Your instructions –
Each line that holds the word "JSON" is to be identified and copied.

Dataset content –
┌──

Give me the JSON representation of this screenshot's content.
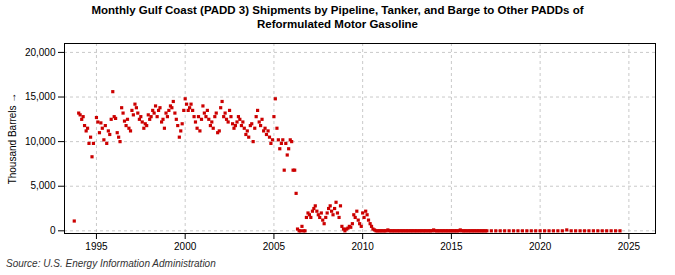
{
  "chart_data": {
    "type": "scatter",
    "title": "Monthly Gulf Coast (PADD 3) Shipments by Pipeline, Tanker, and Barge to Other PADDs of\nReformulated Motor Gasoline",
    "ylabel": "Thousand Barrels",
    "annotations": [
      "Source: U.S. Energy Information Administration"
    ],
    "color": "#cc0000",
    "marker": "square",
    "grid": true,
    "xlim": [
      1993.2,
      2026.5
    ],
    "ylim": [
      -300,
      21000
    ],
    "xticks": [
      1995,
      2000,
      2005,
      2010,
      2015,
      2020,
      2025
    ],
    "yticks": [
      0,
      {
        "value": 5000,
        "label": "5,000"
      },
      {
        "value": 10000,
        "label": "10,000"
      },
      {
        "value": 15000,
        "label": "15,000"
      },
      {
        "value": 20000,
        "label": "20,000"
      }
    ],
    "x": [
      1993.75,
      1994.0,
      1994.08,
      1994.17,
      1994.25,
      1994.33,
      1994.42,
      1994.5,
      1994.58,
      1994.67,
      1994.75,
      1994.83,
      1995.0,
      1995.08,
      1995.17,
      1995.25,
      1995.33,
      1995.42,
      1995.5,
      1995.58,
      1995.67,
      1995.75,
      1995.83,
      1995.92,
      1996.0,
      1996.08,
      1996.17,
      1996.25,
      1996.33,
      1996.42,
      1996.5,
      1996.58,
      1996.67,
      1996.75,
      1996.83,
      1996.92,
      1997.0,
      1997.08,
      1997.17,
      1997.25,
      1997.33,
      1997.42,
      1997.5,
      1997.58,
      1997.67,
      1997.75,
      1997.83,
      1997.92,
      1998.0,
      1998.08,
      1998.17,
      1998.25,
      1998.33,
      1998.42,
      1998.5,
      1998.58,
      1998.67,
      1998.75,
      1998.83,
      1998.92,
      1999.0,
      1999.08,
      1999.17,
      1999.25,
      1999.33,
      1999.42,
      1999.5,
      1999.58,
      1999.67,
      1999.75,
      1999.83,
      1999.92,
      2000.0,
      2000.08,
      2000.17,
      2000.25,
      2000.33,
      2000.42,
      2000.5,
      2000.58,
      2000.67,
      2000.75,
      2000.83,
      2000.92,
      2001.0,
      2001.08,
      2001.17,
      2001.25,
      2001.33,
      2001.42,
      2001.5,
      2001.58,
      2001.67,
      2001.75,
      2001.83,
      2001.92,
      2002.0,
      2002.08,
      2002.17,
      2002.25,
      2002.33,
      2002.42,
      2002.5,
      2002.58,
      2002.67,
      2002.75,
      2002.83,
      2002.92,
      2003.0,
      2003.08,
      2003.17,
      2003.25,
      2003.33,
      2003.42,
      2003.5,
      2003.58,
      2003.67,
      2003.75,
      2003.83,
      2003.92,
      2004.0,
      2004.08,
      2004.17,
      2004.25,
      2004.33,
      2004.42,
      2004.5,
      2004.58,
      2004.67,
      2004.75,
      2004.83,
      2004.92,
      2005.0,
      2005.08,
      2005.17,
      2005.25,
      2005.33,
      2005.42,
      2005.5,
      2005.58,
      2005.67,
      2005.75,
      2005.83,
      2005.92,
      2006.0,
      2006.08,
      2006.17,
      2006.25,
      2006.33,
      2006.42,
      2006.5,
      2006.58,
      2006.67,
      2006.75,
      2006.83,
      2006.92,
      2007.0,
      2007.08,
      2007.17,
      2007.25,
      2007.33,
      2007.42,
      2007.5,
      2007.58,
      2007.67,
      2007.75,
      2007.83,
      2007.92,
      2008.0,
      2008.08,
      2008.17,
      2008.25,
      2008.33,
      2008.42,
      2008.5,
      2008.58,
      2008.67,
      2008.75,
      2008.83,
      2008.92,
      2009.0,
      2009.08,
      2009.17,
      2009.25,
      2009.33,
      2009.42,
      2009.5,
      2009.58,
      2009.67,
      2009.75,
      2009.83,
      2009.92,
      2010.0,
      2010.08,
      2010.17,
      2010.25,
      2010.33,
      2010.42,
      2010.5,
      2010.58,
      2010.67,
      2010.75,
      2010.83,
      2010.92,
      2011.0,
      2011.08,
      2011.17,
      2011.25,
      2011.33,
      2011.42,
      2011.5,
      2011.58,
      2011.67,
      2011.75,
      2011.83,
      2011.92,
      2012.0,
      2012.08,
      2012.17,
      2012.25,
      2012.33,
      2012.42,
      2012.5,
      2012.58,
      2012.67,
      2012.75,
      2012.83,
      2012.92,
      2013.0,
      2013.08,
      2013.17,
      2013.25,
      2013.33,
      2013.42,
      2013.5,
      2013.58,
      2013.67,
      2013.75,
      2013.83,
      2013.92,
      2014.0,
      2014.08,
      2014.17,
      2014.25,
      2014.33,
      2014.42,
      2014.5,
      2014.58,
      2014.67,
      2014.75,
      2014.83,
      2014.92,
      2015.0,
      2015.08,
      2015.17,
      2015.25,
      2015.33,
      2015.42,
      2015.5,
      2015.58,
      2015.67,
      2015.75,
      2015.83,
      2015.92,
      2016.0,
      2016.08,
      2016.17,
      2016.25,
      2016.33,
      2016.42,
      2016.5,
      2016.58,
      2016.67,
      2016.75,
      2016.83,
      2016.92,
      2017.0,
      2017.25,
      2017.5,
      2017.75,
      2018.0,
      2018.25,
      2018.5,
      2018.75,
      2019.0,
      2019.25,
      2019.5,
      2019.75,
      2020.0,
      2020.25,
      2020.5,
      2020.75,
      2021.0,
      2021.25,
      2021.5,
      2021.75,
      2022.0,
      2022.25,
      2022.5,
      2022.75,
      2023.0,
      2023.25,
      2023.5,
      2023.75,
      2024.0,
      2024.25,
      2024.5
    ],
    "values": [
      1100,
      13200,
      13000,
      12500,
      12800,
      11800,
      11200,
      11500,
      9800,
      10500,
      8300,
      9800,
      12700,
      12200,
      11000,
      12100,
      11500,
      10200,
      11800,
      9800,
      11200,
      10800,
      12500,
      15600,
      12800,
      12600,
      11000,
      10500,
      10000,
      13800,
      13200,
      12300,
      11800,
      12500,
      11500,
      11200,
      13500,
      13000,
      14200,
      13800,
      13200,
      12500,
      12800,
      12200,
      11500,
      12000,
      11800,
      13000,
      12500,
      12800,
      13500,
      13200,
      14000,
      12800,
      13500,
      13800,
      12200,
      12500,
      11500,
      13200,
      12800,
      13500,
      14000,
      13800,
      14500,
      13200,
      12500,
      11800,
      10500,
      11200,
      12000,
      13500,
      14800,
      14200,
      13500,
      13800,
      14200,
      13500,
      12800,
      12200,
      11500,
      12800,
      11200,
      12500,
      14000,
      13200,
      12800,
      13500,
      12500,
      11800,
      12200,
      11500,
      12800,
      13200,
      11000,
      11200,
      13800,
      14500,
      12800,
      13200,
      12500,
      12200,
      13500,
      12800,
      12000,
      11500,
      11800,
      12200,
      12800,
      12500,
      11800,
      12200,
      11500,
      10800,
      11200,
      10500,
      11800,
      12000,
      10000,
      11500,
      12800,
      13500,
      12200,
      11800,
      12500,
      11200,
      11500,
      10800,
      11200,
      10500,
      9800,
      10200,
      12800,
      14800,
      11500,
      10200,
      9200,
      9800,
      10200,
      6800,
      9800,
      8500,
      9200,
      10200,
      10000,
      6800,
      6800,
      4200,
      200,
      0,
      0,
      500,
      0,
      0,
      1500,
      2000,
      1800,
      1500,
      2200,
      2500,
      2800,
      2200,
      1800,
      1500,
      2000,
      1200,
      800,
      1500,
      2000,
      2500,
      2800,
      2200,
      1800,
      2500,
      3200,
      2000,
      1500,
      2800,
      500,
      200,
      0,
      200,
      300,
      500,
      400,
      800,
      1800,
      1500,
      2200,
      1200,
      800,
      500,
      2000,
      1500,
      2200,
      1800,
      1200,
      800,
      500,
      200,
      100,
      0,
      0,
      0,
      0,
      0,
      0,
      0,
      0,
      100,
      0,
      0,
      0,
      0,
      0,
      0,
      0,
      0,
      0,
      0,
      0,
      0,
      0,
      0,
      0,
      0,
      0,
      0,
      0,
      0,
      0,
      0,
      0,
      0,
      0,
      0,
      0,
      0,
      0,
      0,
      100,
      0,
      0,
      0,
      0,
      0,
      0,
      0,
      0,
      0,
      0,
      0,
      0,
      0,
      0,
      0,
      0,
      0,
      100,
      0,
      0,
      0,
      0,
      0,
      0,
      0,
      0,
      0,
      0,
      0,
      0,
      0,
      0,
      0,
      0,
      0,
      0,
      0,
      0,
      0,
      0,
      0,
      0,
      0,
      0,
      0,
      0,
      0,
      0,
      0,
      0,
      0,
      0,
      0,
      100,
      0,
      0,
      0,
      0,
      0,
      0,
      0,
      0,
      0,
      0,
      0,
      0
    ]
  }
}
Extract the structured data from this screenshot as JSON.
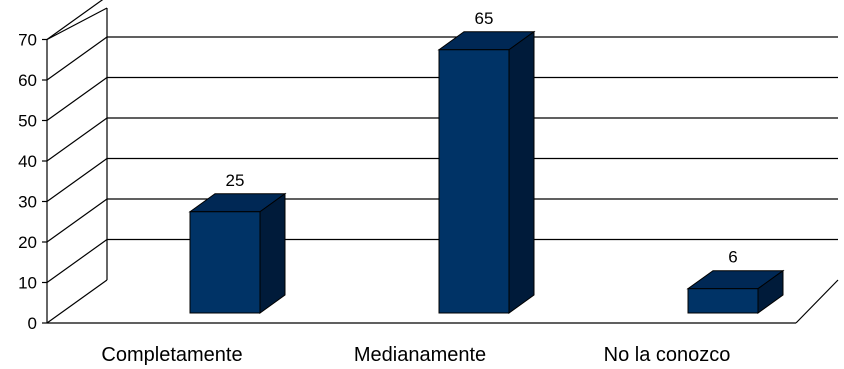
{
  "chart_data": {
    "type": "bar",
    "style": "3d",
    "categories": [
      "Completamente",
      "Medianamente",
      "No la conozco"
    ],
    "values": [
      25,
      65,
      6
    ],
    "ylim": [
      0,
      70
    ],
    "yticks": [
      "0",
      "10",
      "20",
      "30",
      "40",
      "50",
      "60",
      "70"
    ],
    "data_labels": [
      "25",
      "65",
      "6"
    ],
    "grid": true,
    "legend": "none",
    "colors": {
      "bar_front": "#003366",
      "bar_top": "#002855",
      "bar_side": "#001b3a",
      "grid": "#000000"
    }
  }
}
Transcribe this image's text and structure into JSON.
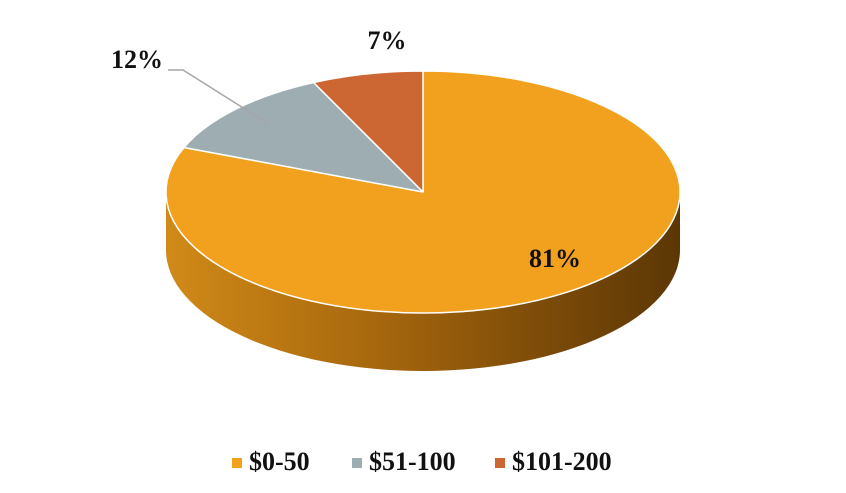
{
  "chart_data": {
    "type": "pie",
    "style": "3d",
    "categories": [
      "$0-50",
      "$51-100",
      "$101-200"
    ],
    "values": [
      81,
      12,
      7
    ],
    "labels": [
      "81%",
      "12%",
      "7%"
    ],
    "colors": [
      "#F2A11F",
      "#9DADB2",
      "#CC6632"
    ],
    "title": "",
    "legend": "bottom"
  }
}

└──

Worked solution –
Give me the JSON representation of this screenshot's content.
Extract the structured data from this screenshot as JSON.
Transcribe this image's text and structure into JSON.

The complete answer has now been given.